:: Written exercise ::
Leave out the pictures and copy everything else in the entries exactly.
— BEGIN Material —
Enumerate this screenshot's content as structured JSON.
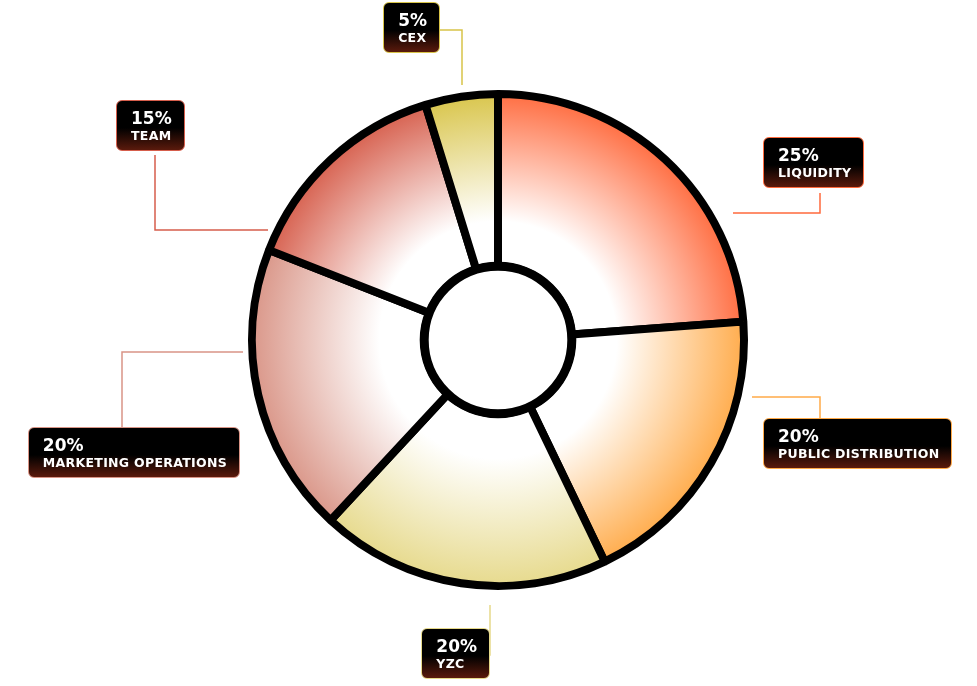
{
  "chart_data": {
    "type": "doughnut",
    "categories": [
      "LIQUIDITY",
      "PUBLIC DISTRIBUTION",
      "YZC",
      "MARKETING OPERATIONS",
      "TEAM",
      "CEX"
    ],
    "values": [
      25,
      20,
      20,
      20,
      15,
      5
    ],
    "value_labels": [
      "25%",
      "20%",
      "20%",
      "20%",
      "15%",
      "5%"
    ],
    "colors": [
      "#ff6a3d",
      "#ffaa48",
      "#e6d98a",
      "#d99486",
      "#d65e4c",
      "#d8c448"
    ],
    "data_labels": true
  }
}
— END Material —
:: Exercise answer ::
Enumerate this screenshot's content as structured JSON.
{
  "chart_data": {
    "type": "doughnut",
    "categories": [
      "LIQUIDITY",
      "PUBLIC DISTRIBUTION",
      "YZC",
      "MARKETING OPERATIONS",
      "TEAM",
      "CEX"
    ],
    "values": [
      25,
      20,
      20,
      20,
      15,
      5
    ],
    "value_labels": [
      "25%",
      "20%",
      "20%",
      "20%",
      "15%",
      "5%"
    ],
    "colors": [
      "#ff6a3d",
      "#ffaa48",
      "#e6d98a",
      "#d99486",
      "#d65e4c",
      "#d8c448"
    ],
    "data_labels": true
  }
}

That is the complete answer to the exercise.